What the task requires
Search the entries below for the string "Received" and copy the lines that hold it.

Input for this task
..............................

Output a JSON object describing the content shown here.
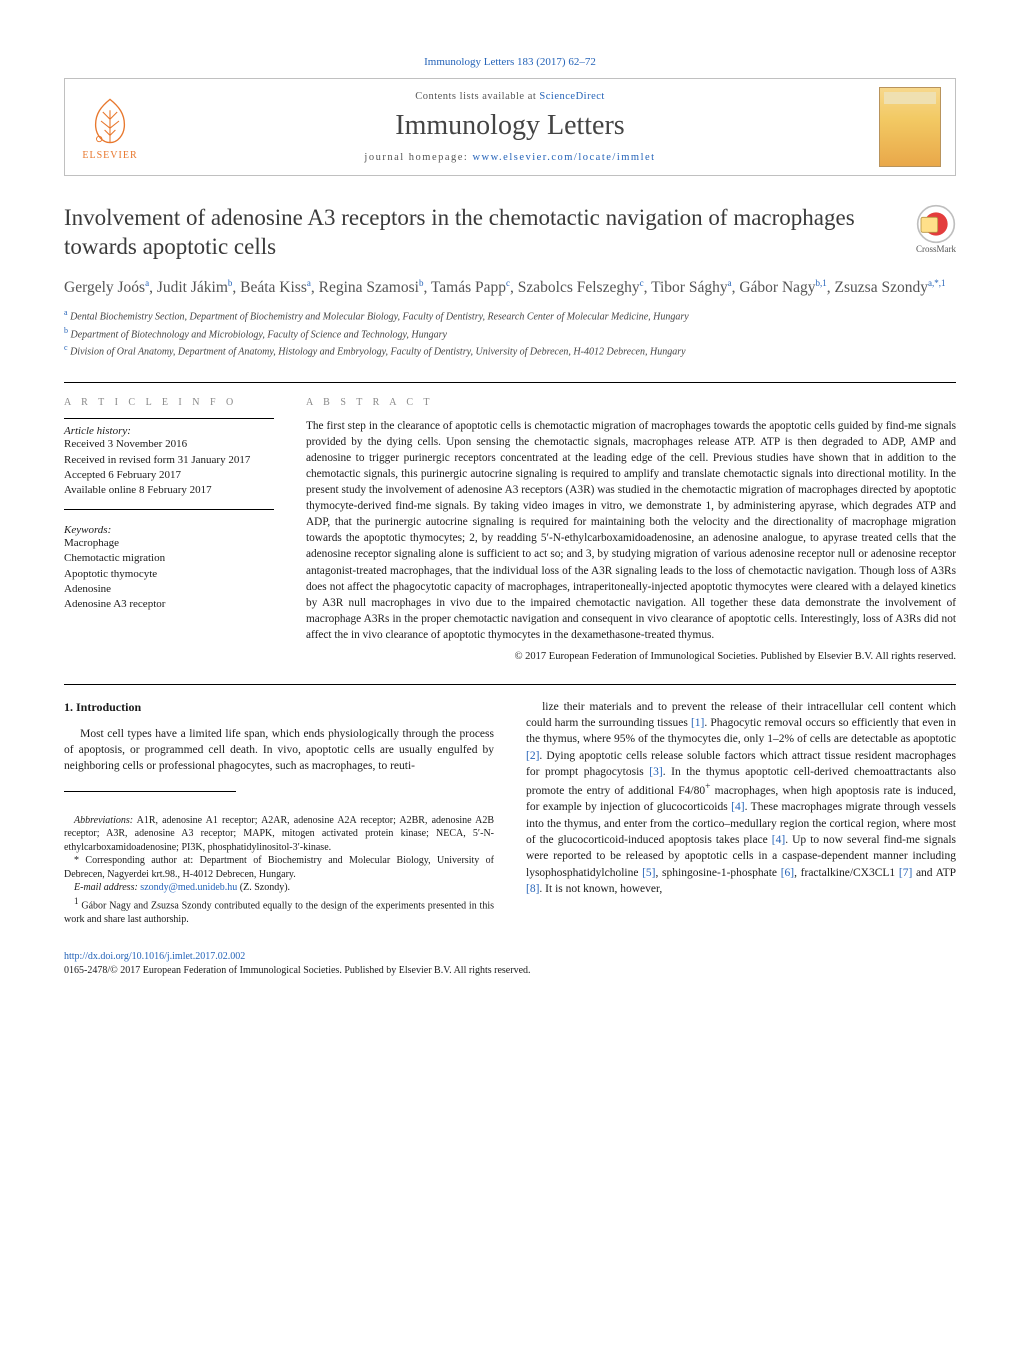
{
  "colors": {
    "link": "#2563b8",
    "text": "#1a1a1a",
    "muted": "#888888",
    "elsevier": "#e8772c",
    "border": "#c0c0c0",
    "rule": "#000000",
    "background": "#ffffff"
  },
  "typography": {
    "base_family": "Georgia, 'Times New Roman', serif",
    "title_size_pt": 17,
    "journal_size_pt": 21,
    "body_size_pt": 9,
    "abstract_size_pt": 8.5
  },
  "header": {
    "citation": "Immunology Letters 183 (2017) 62–72",
    "contents_line_prefix": "Contents lists available at ",
    "contents_link_text": "ScienceDirect",
    "journal_name": "Immunology Letters",
    "homepage_prefix": "journal homepage: ",
    "homepage_url": "www.elsevier.com/locate/immlet",
    "publisher_logo_text": "ELSEVIER",
    "crossmark_label": "CrossMark"
  },
  "article": {
    "title": "Involvement of adenosine A3 receptors in the chemotactic navigation of macrophages towards apoptotic cells",
    "authors_html": "Gergely Joós<sup>a</sup>, Judit Jákim<sup>b</sup>, Beáta Kiss<sup>a</sup>, Regina Szamosi<sup>b</sup>, Tamás Papp<sup>c</sup>, Szabolcs Felszeghy<sup>c</sup>, Tibor Sághy<sup>a</sup>, Gábor Nagy<sup>b,1</sup>, Zsuzsa Szondy<sup>a,*,1</sup>",
    "affiliations": [
      {
        "sup": "a",
        "text": "Dental Biochemistry Section, Department of Biochemistry and Molecular Biology, Faculty of Dentistry, Research Center of Molecular Medicine, Hungary"
      },
      {
        "sup": "b",
        "text": "Department of Biotechnology and Microbiology, Faculty of Science and Technology, Hungary"
      },
      {
        "sup": "c",
        "text": "Division of Oral Anatomy, Department of Anatomy, Histology and Embryology, Faculty of Dentistry, University of Debrecen, H-4012 Debrecen, Hungary"
      }
    ]
  },
  "article_info": {
    "heading": "a r t i c l e   i n f o",
    "history_label": "Article history:",
    "history": [
      "Received 3 November 2016",
      "Received in revised form 31 January 2017",
      "Accepted 6 February 2017",
      "Available online 8 February 2017"
    ],
    "keywords_label": "Keywords:",
    "keywords": [
      "Macrophage",
      "Chemotactic migration",
      "Apoptotic thymocyte",
      "Adenosine",
      "Adenosine A3 receptor"
    ]
  },
  "abstract": {
    "heading": "a b s t r a c t",
    "text": "The first step in the clearance of apoptotic cells is chemotactic migration of macrophages towards the apoptotic cells guided by find-me signals provided by the dying cells. Upon sensing the chemotactic signals, macrophages release ATP. ATP is then degraded to ADP, AMP and adenosine to trigger purinergic receptors concentrated at the leading edge of the cell. Previous studies have shown that in addition to the chemotactic signals, this purinergic autocrine signaling is required to amplify and translate chemotactic signals into directional motility. In the present study the involvement of adenosine A3 receptors (A3R) was studied in the chemotactic migration of macrophages directed by apoptotic thymocyte-derived find-me signals. By taking video images in vitro, we demonstrate 1, by administering apyrase, which degrades ATP and ADP, that the purinergic autocrine signaling is required for maintaining both the velocity and the directionality of macrophage migration towards the apoptotic thymocytes; 2, by readding 5′-N-ethylcarboxamidoadenosine, an adenosine analogue, to apyrase treated cells that the adenosine receptor signaling alone is sufficient to act so; and 3, by studying migration of various adenosine receptor null or adenosine receptor antagonist-treated macrophages, that the individual loss of the A3R signaling leads to the loss of chemotactic navigation. Though loss of A3Rs does not affect the phagocytotic capacity of macrophages, intraperitoneally-injected apoptotic thymocytes were cleared with a delayed kinetics by A3R null macrophages in vivo due to the impaired chemotactic navigation. All together these data demonstrate the involvement of macrophage A3Rs in the proper chemotactic navigation and consequent in vivo clearance of apoptotic cells. Interestingly, loss of A3Rs did not affect the in vivo clearance of apoptotic thymocytes in the dexamethasone-treated thymus.",
    "copyright": "© 2017 European Federation of Immunological Societies. Published by Elsevier B.V. All rights reserved."
  },
  "body": {
    "section_heading": "1. Introduction",
    "col1_para": "Most cell types have a limited life span, which ends physiologically through the process of apoptosis, or programmed cell death. In vivo, apoptotic cells are usually engulfed by neighboring cells or professional phagocytes, such as macrophages, to reuti-",
    "col2_para": "lize their materials and to prevent the release of their intracellular cell content which could harm the surrounding tissues [1]. Phagocytic removal occurs so efficiently that even in the thymus, where 95% of the thymocytes die, only 1–2% of cells are detectable as apoptotic [2]. Dying apoptotic cells release soluble factors which attract tissue resident macrophages for prompt phagocytosis [3]. In the thymus apoptotic cell-derived chemoattractants also promote the entry of additional F4/80+ macrophages, when high apoptosis rate is induced, for example by injection of glucocorticoids [4]. These macrophages migrate through vessels into the thymus, and enter from the cortico–medullary region the cortical region, where most of the glucocorticoid-induced apoptosis takes place [4]. Up to now several find-me signals were reported to be released by apoptotic cells in a caspase-dependent manner including lysophosphatidylcholine [5], sphingosine-1-phosphate [6], fractalkine/CX3CL1 [7] and ATP [8]. It is not known, however,",
    "ref_nums": [
      "[1]",
      "[2]",
      "[3]",
      "[4]",
      "[5]",
      "[6]",
      "[7]",
      "[8]"
    ]
  },
  "footnotes": {
    "abbrev_label": "Abbreviations:",
    "abbrev_text": "A1R, adenosine A1 receptor; A2AR, adenosine A2A receptor; A2BR, adenosine A2B receptor; A3R, adenosine A3 receptor; MAPK, mitogen activated protein kinase; NECA, 5′-N-ethylcarboxamidoadenosine; PI3K, phosphatidylinositol-3′-kinase.",
    "corresponding": "* Corresponding author at: Department of Biochemistry and Molecular Biology, University of Debrecen, Nagyerdei krt.98., H-4012 Debrecen, Hungary.",
    "email_label": "E-mail address:",
    "email": "szondy@med.unideb.hu",
    "email_suffix": "(Z. Szondy).",
    "contrib": "1 Gábor Nagy and Zsuzsa Szondy contributed equally to the design of the experiments presented in this work and share last authorship."
  },
  "doi": {
    "url_text": "http://dx.doi.org/10.1016/j.imlet.2017.02.002",
    "issn_line": "0165-2478/© 2017 European Federation of Immunological Societies. Published by Elsevier B.V. All rights reserved."
  }
}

..............................

Exercise result
      "Received 3 November 2016",
      "Received in revised form 31 January 2017",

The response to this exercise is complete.